Directive. Would you transcribe the whole listing exactly, minus its pictures?

Dataset content.

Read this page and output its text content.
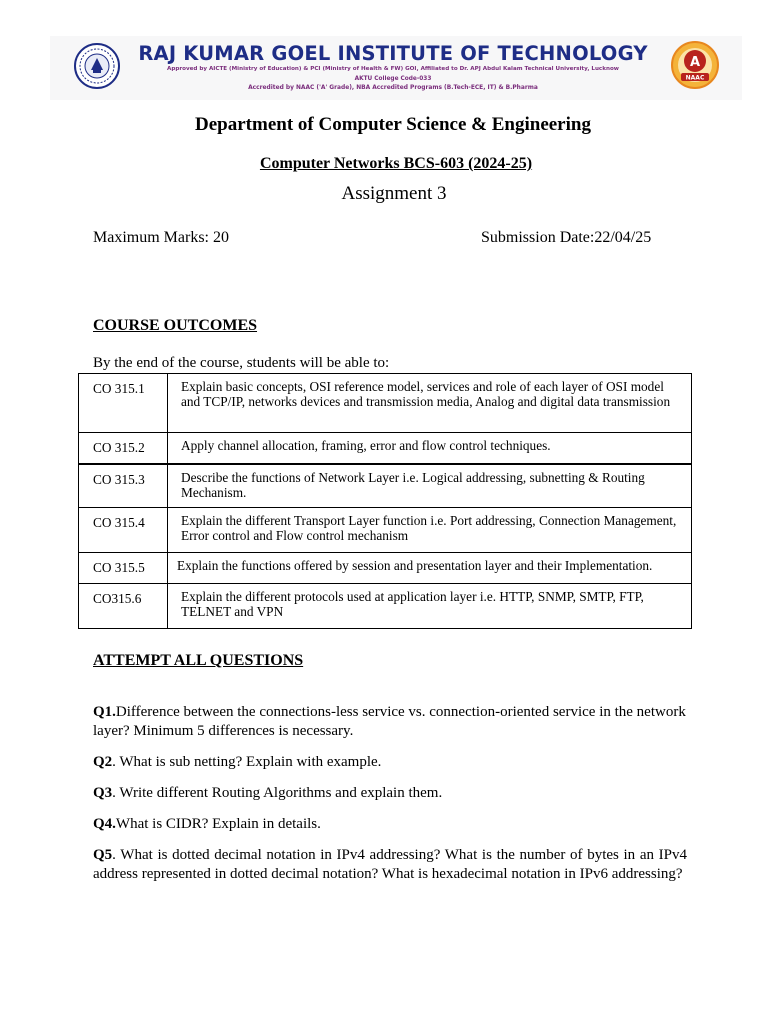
RAJ KUMAR GOEL INSTITUTE OF TECHNOLOGY
Approved by AICTE (Ministry of Education) & PCI (Ministry of Health & FW) GOI, Affiliated to Dr. APJ Abdul Kalam Technical University, Lucknow
AKTU College Code-033
Accredited by NAAC ('A' Grade), NBA Accredited Programs (B.Tech-ECE, IT) & B.Pharma
A
NAAC
Department of Computer Science & Engineering
Computer Networks BCS-603 (2024-25)
Assignment 3
Maximum Marks: 20	Submission Date:22/04/25
COURSE OUTCOMES
By the end of the course, students will be able to:
CO 315.1	Explain basic concepts, OSI reference model, services and role of each layer of OSI model and TCP/IP, networks devices and transmission media, Analog and digital data transmission
CO 315.2	Apply channel allocation, framing, error and flow control techniques.
CO 315.3	Describe the functions of Network Layer i.e. Logical addressing, subnetting & Routing Mechanism.
CO 315.4	Explain the different Transport Layer function i.e. Port addressing, Connection Management, Error control and Flow control mechanism
CO 315.5	Explain the functions offered by session and presentation layer and their Implementation.
CO315.6	Explain the different protocols used at application layer i.e. HTTP, SNMP, SMTP, FTP, TELNET and VPN
ATTEMPT ALL QUESTIONS
Q1.Difference between the connections-less service vs. connection-oriented service in the network layer? Minimum 5 differences is necessary.
Q2. What is sub netting? Explain with example.
Q3. Write different Routing Algorithms and explain them.
Q4.What is CIDR? Explain in details.
Q5. What is dotted decimal notation in IPv4 addressing? What is the number of bytes in an IPv4 address represented in dotted decimal notation? What is hexadecimal notation in IPv6 addressing?
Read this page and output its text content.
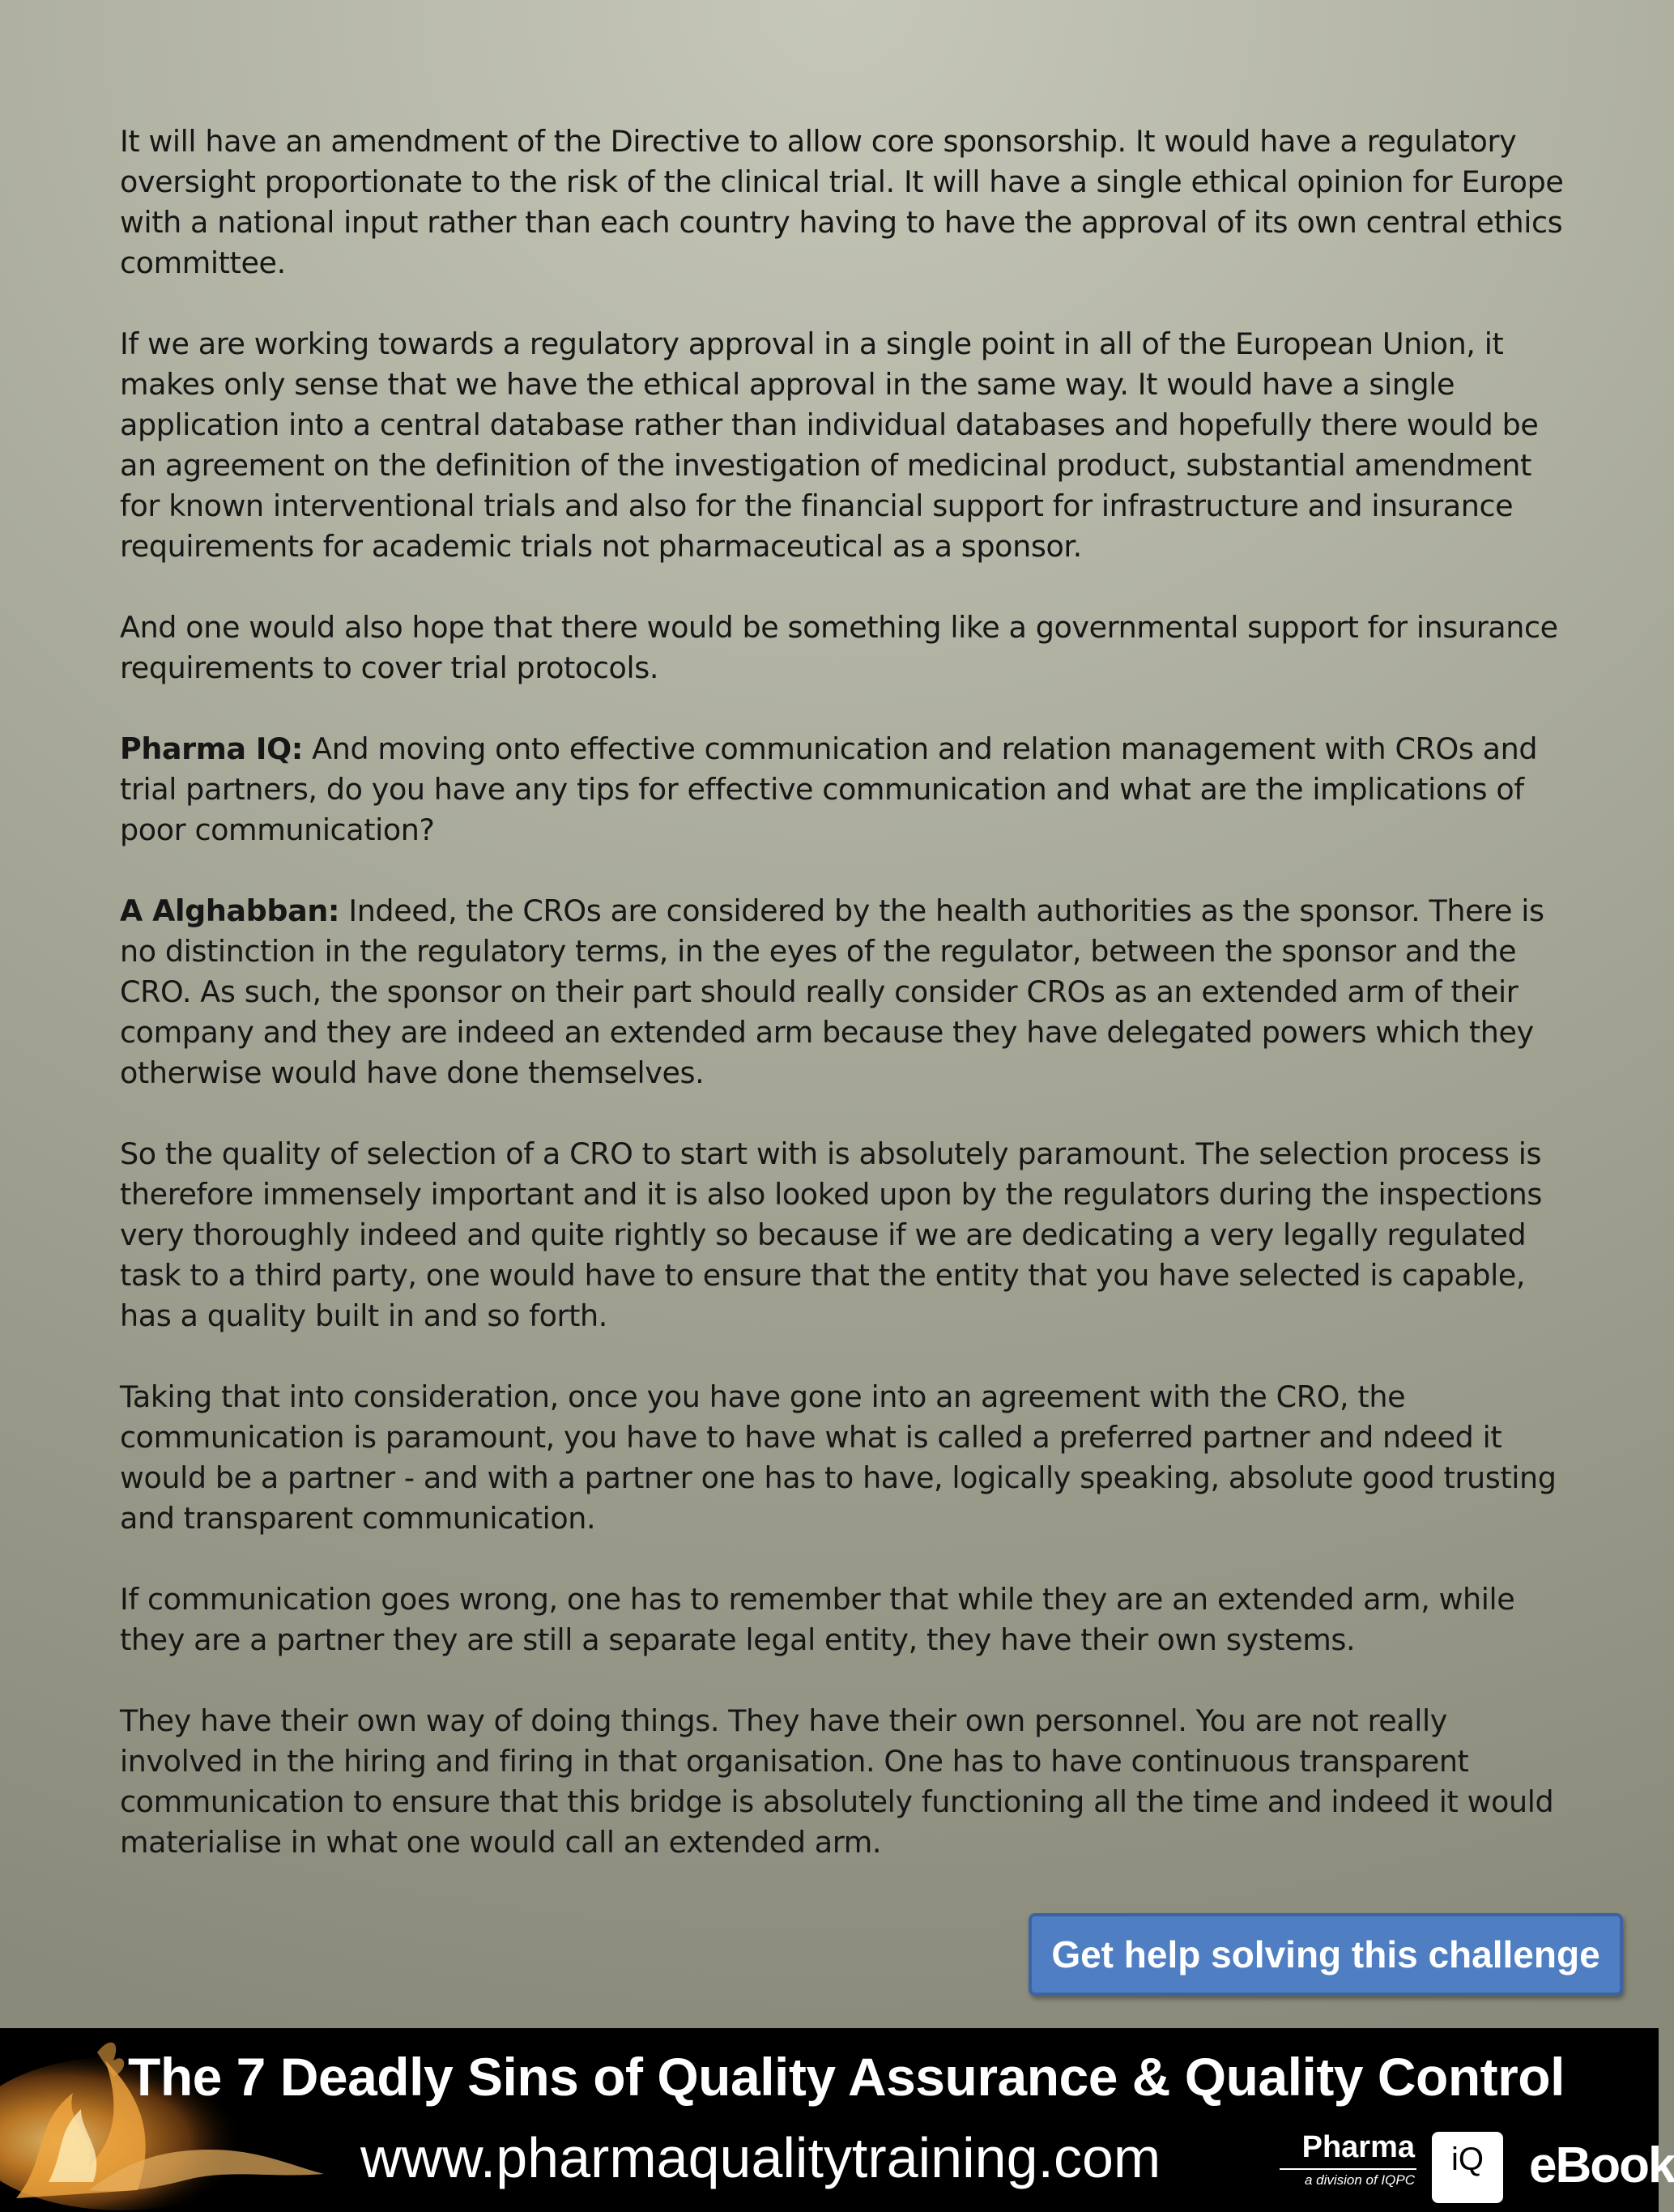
It will have an amendment of the Directive to allow core sponsorship. It would have a regulatory oversight proportionate to the risk of the clinical trial. It will have a single ethical opinion for Europe with a national input rather than each country having to have the approval of its own central ethics committee.

If we are working towards a regulatory approval in a single point in all of the European Union, it makes only sense that we have the ethical approval in the same way. It would have a single application into a central database rather than individual databases and hopefully there would be an agreement on the definition of the investigation of medicinal product, substantial amendment for known interventional trials and also for the financial support for infrastructure and insurance requirements for academic trials not pharmaceutical as a sponsor.

And one would also hope that there would be something like a governmental support for insurance requirements to cover trial protocols.

Pharma IQ: And moving onto effective communication and relation management with CROs and trial partners, do you have any tips for effective communication and what are the implications of poor communication?

A Alghabban: Indeed, the CROs are considered by the health authorities as the sponsor. There is no distinction in the regulatory terms, in the eyes of the regulator, between the sponsor and the CRO. As such, the sponsor on their part should really consider CROs as an extended arm of their company and they are indeed an extended arm because they have delegated powers which they otherwise would have done themselves.

So the quality of selection of a CRO to start with is absolutely paramount. The selection process is therefore immensely important and it is also looked upon by the regulators during the inspections very thoroughly indeed and quite rightly so because if we are dedicating a very legally regulated task to a third party, one would have to ensure that the entity that you have selected is capable, has a quality built in and so forth.

Taking that into consideration, once you have gone into an agreement with the CRO, the communication is paramount, you have to have what is called a preferred partner and ndeed it would be a partner - and with a partner one has to have, logically speaking, absolute good trusting and transparent communication.

If communication goes wrong, one has to remember that while they are an extended arm, while they are a partner they are still a separate legal entity, they have their own systems.

They have their own way of doing things. They have their own personnel. You are not really involved in the hiring and firing in that organisation. One has to have continuous transparent communication to ensure that this bridge is absolutely functioning all the time and indeed it would materialise in what one would call an extended arm.

Get help solving this challenge
The 7 Deadly Sins of Quality Assurance & Quality Control
www.pharmaqualitytraining.com	Pharma
a division of IQPC
iQ eBook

The answer.
Read this page and output its text content.
RAJ KUMAR GOEL INSTITUTE OF TECHNOLOGY
Approved by AICTE (Ministry of Education) & PCI (Ministry of Health & FW) GOI, Affiliated to Dr. APJ Abdul Kalam Technical University, Lucknow
AKTU College Code-033
Accredited by NAAC ('A' Grade), NBA Accredited Programs (B.Tech-ECE, IT) & B.Pharma
A
NAAC
Department of Computer Science & Engineering
Computer Networks BCS-603 (2024-25)
Assignment 3
Maximum Marks: 20	Submission Date:22/04/25
COURSE OUTCOMES
By the end of the course, students will be able to:
CO 315.1	Explain basic concepts, OSI reference model, services and role of each layer of OSI model and TCP/IP, networks devices and transmission media, Analog and digital data transmission
CO 315.2	Apply channel allocation, framing, error and flow control techniques.
CO 315.3	Describe the functions of Network Layer i.e. Logical addressing, subnetting & Routing Mechanism.
CO 315.4	Explain the different Transport Layer function i.e. Port addressing, Connection Management, Error control and Flow control mechanism
CO 315.5	Explain the functions offered by session and presentation layer and their Implementation.
CO315.6	Explain the different protocols used at application layer i.e. HTTP, SNMP, SMTP, FTP, TELNET and VPN
ATTEMPT ALL QUESTIONS
Q1.Difference between the connections-less service vs. connection-oriented service in the network layer? Minimum 5 differences is necessary.
Q2. What is sub netting? Explain with example.
Q3. Write different Routing Algorithms and explain them.
Q4.What is CIDR? Explain in details.
Q5. What is dotted decimal notation in IPv4 addressing? What is the number of bytes in an IPv4 address represented in dotted decimal notation? What is hexadecimal notation in IPv6 addressing?
Read this page and output its text content.
It will have an amendment of the Directive to allow core sponsorship. It would have a regulatory oversight proportionate to the risk of the clinical trial. It will have a single ethical opinion for Europe with a national input rather than each country having to have the approval of its own central ethics committee.

If we are working towards a regulatory approval in a single point in all of the European Union, it makes only sense that we have the ethical approval in the same way. It would have a single application into a central database rather than individual databases and hopefully there would be an agreement on the definition of the investigation of medicinal product, substantial amendment for known interventional trials and also for the financial support for infrastructure and insurance requirements for academic trials not pharmaceutical as a sponsor.

And one would also hope that there would be something like a governmental support for insurance requirements to cover trial protocols.

Pharma IQ: And moving onto effective communication and relation management with CROs and trial partners, do you have any tips for effective communication and what are the implications of poor communication?

A Alghabban: Indeed, the CROs are considered by the health authorities as the sponsor. There is no distinction in the regulatory terms, in the eyes of the regulator, between the sponsor and the CRO. As such, the sponsor on their part should really consider CROs as an extended arm of their company and they are indeed an extended arm because they have delegated powers which they otherwise would have done themselves.

So the quality of selection of a CRO to start with is absolutely paramount. The selection process is therefore immensely important and it is also looked upon by the regulators during the inspections very thoroughly indeed and quite rightly so because if we are dedicating a very legally regulated task to a third party, one would have to ensure that the entity that you have selected is capable, has a quality built in and so forth.

Taking that into consideration, once you have gone into an agreement with the CRO, the communication is paramount, you have to have what is called a preferred partner and ndeed it would be a partner - and with a partner one has to have, logically speaking, absolute good trusting and transparent communication.

If communication goes wrong, one has to remember that while they are an extended arm, while they are a partner they are still a separate legal entity, they have their own systems.

They have their own way of doing things. They have their own personnel. You are not really involved in the hiring and firing in that organisation. One has to have continuous transparent communication to ensure that this bridge is absolutely functioning all the time and indeed it would materialise in what one would call an extended arm.

Get help solving this challenge
The 7 Deadly Sins of Quality Assurance & Quality Control
www.pharmaqualitytraining.com	Pharma
a division of IQPC
iQ eBook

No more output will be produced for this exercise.